#### THE EXERCISE
Find the lines below that contain the string "Aprimorar". Copy each one.

#### DATASET
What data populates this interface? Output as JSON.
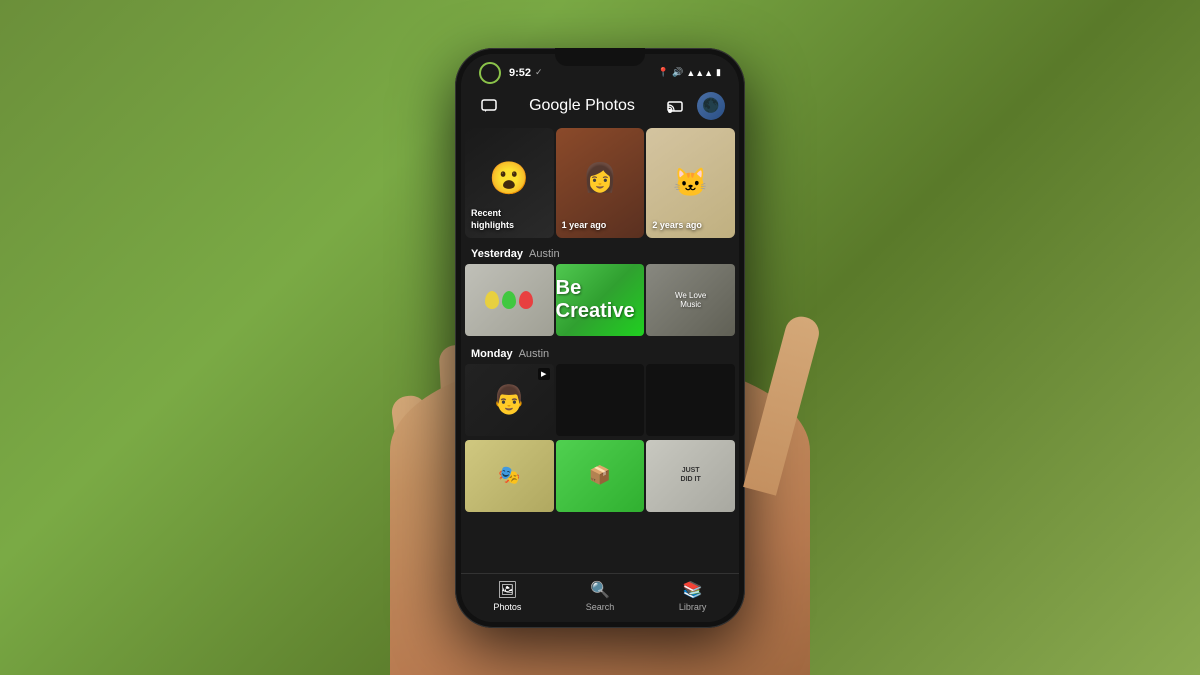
{
  "background": {
    "description": "outdoor grass background"
  },
  "status_bar": {
    "time": "9:52",
    "checkmark": "✓",
    "icons": [
      "📍",
      "🔊",
      "📶",
      "🔋"
    ]
  },
  "header": {
    "title": "Google Photos",
    "left_icon": "message-square",
    "cast_icon": "cast",
    "avatar_text": "👤"
  },
  "highlights": [
    {
      "label": "Recent\nhighlights",
      "bg_class": "card-bg-1",
      "emoji": "😮"
    },
    {
      "label": "1 year ago",
      "bg_class": "card-bg-2",
      "emoji": "👩"
    },
    {
      "label": "2 years ago",
      "bg_class": "card-bg-3",
      "emoji": "🐱"
    }
  ],
  "sections": [
    {
      "date": "Yesterday",
      "location": "Austin",
      "photos": [
        {
          "color_class": "pc1",
          "type": "balloon"
        },
        {
          "color_class": "pc2",
          "type": "balloon"
        },
        {
          "color_class": "pc3",
          "type": "balloon"
        }
      ]
    },
    {
      "date": "Monday",
      "location": "Austin",
      "photos": [
        {
          "color_class": "pc4",
          "type": "portrait",
          "has_video": true
        },
        {
          "color_class": "pc5",
          "type": "normal"
        },
        {
          "color_class": "pc6",
          "type": "normal"
        }
      ]
    }
  ],
  "monday_bottom_row": [
    {
      "color_class": "pc1",
      "type": "sticker"
    },
    {
      "color_class": "pc2",
      "type": "sticker_green"
    },
    {
      "color_class": "pc3",
      "type": "sticker_sign"
    }
  ],
  "nav": {
    "items": [
      {
        "icon": "🖼",
        "label": "Photos",
        "active": true
      },
      {
        "icon": "🔍",
        "label": "Search",
        "active": false
      },
      {
        "icon": "📚",
        "label": "Library",
        "active": false
      }
    ]
  }
}
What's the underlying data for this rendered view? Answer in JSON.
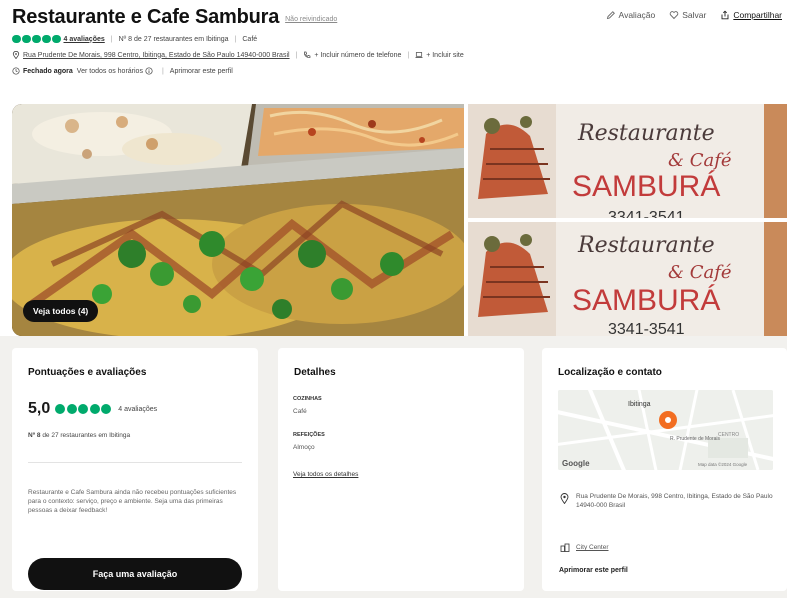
{
  "header": {
    "title": "Restaurante e Cafe Sambura",
    "claim_status": "Não reivindicado",
    "actions": {
      "review": "Avaliação",
      "save": "Salvar",
      "share": "Compartilhar"
    },
    "rating_count": "4 avaliações",
    "rank": "Nº 8 de 27 restaurantes em Ibitinga",
    "cuisine": "Café",
    "address": "Rua Prudente De Morais, 998 Centro, Ibitinga, Estado de São Paulo 14940-000 Brasil",
    "add_phone": "+ Incluir número de telefone",
    "add_site": "+ Incluir site",
    "status": "Fechado agora",
    "hours_link": "Ver todos os horários",
    "improve_link": "Aprimorar este perfil"
  },
  "gallery": {
    "see_all_label": "Veja todos (4)",
    "sign_line1": "Restaurante",
    "sign_line2": "& Café",
    "sign_line3": "SAMBURÁ",
    "sign_phone": "3341-3541"
  },
  "ratings_card": {
    "title": "Pontuações e avaliações",
    "score": "5,0",
    "count": "4 avaliações",
    "rank_bold": "Nº 8",
    "rank_rest": "de 27 restaurantes em Ibitinga",
    "note": "Restaurante e Cafe Sambura ainda não recebeu pontuações suficientes para o contexto: serviço, preço e ambiente. Seja uma das primeiras pessoas a deixar feedback!",
    "button": "Faça uma avaliação"
  },
  "details_card": {
    "title": "Detalhes",
    "cuisine_label": "COZINHAS",
    "cuisine_value": "Café",
    "meals_label": "REFEIÇÕES",
    "meals_value": "Almoço",
    "all_details": "Veja todos os detalhes"
  },
  "location_card": {
    "title": "Localização e contato",
    "map_city": "Ibitinga",
    "map_street": "R. Prudente de Morais",
    "map_district": "CENTRO",
    "map_provider": "Google",
    "map_attribution": "Map data ©2024 Google",
    "address": "Rua Prudente De Morais, 998 Centro, Ibitinga, Estado de São Paulo 14940-000 Brasil",
    "neighborhood": "City Center",
    "improve": "Aprimorar este perfil"
  },
  "colors": {
    "rating_green": "#00aa6c",
    "button_black": "#111111",
    "map_pin": "#f26d21",
    "cards_background": "#f2f1ee"
  },
  "icons": [
    "pencil-icon",
    "heart-icon",
    "share-icon",
    "map-pin-icon",
    "phone-icon",
    "laptop-icon",
    "clock-icon",
    "info-icon",
    "neighborhood-icon"
  ]
}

#### RESPONSE
    "improve_link": "Aprimorar este perfil"
    "improve": "Aprimorar este perfil"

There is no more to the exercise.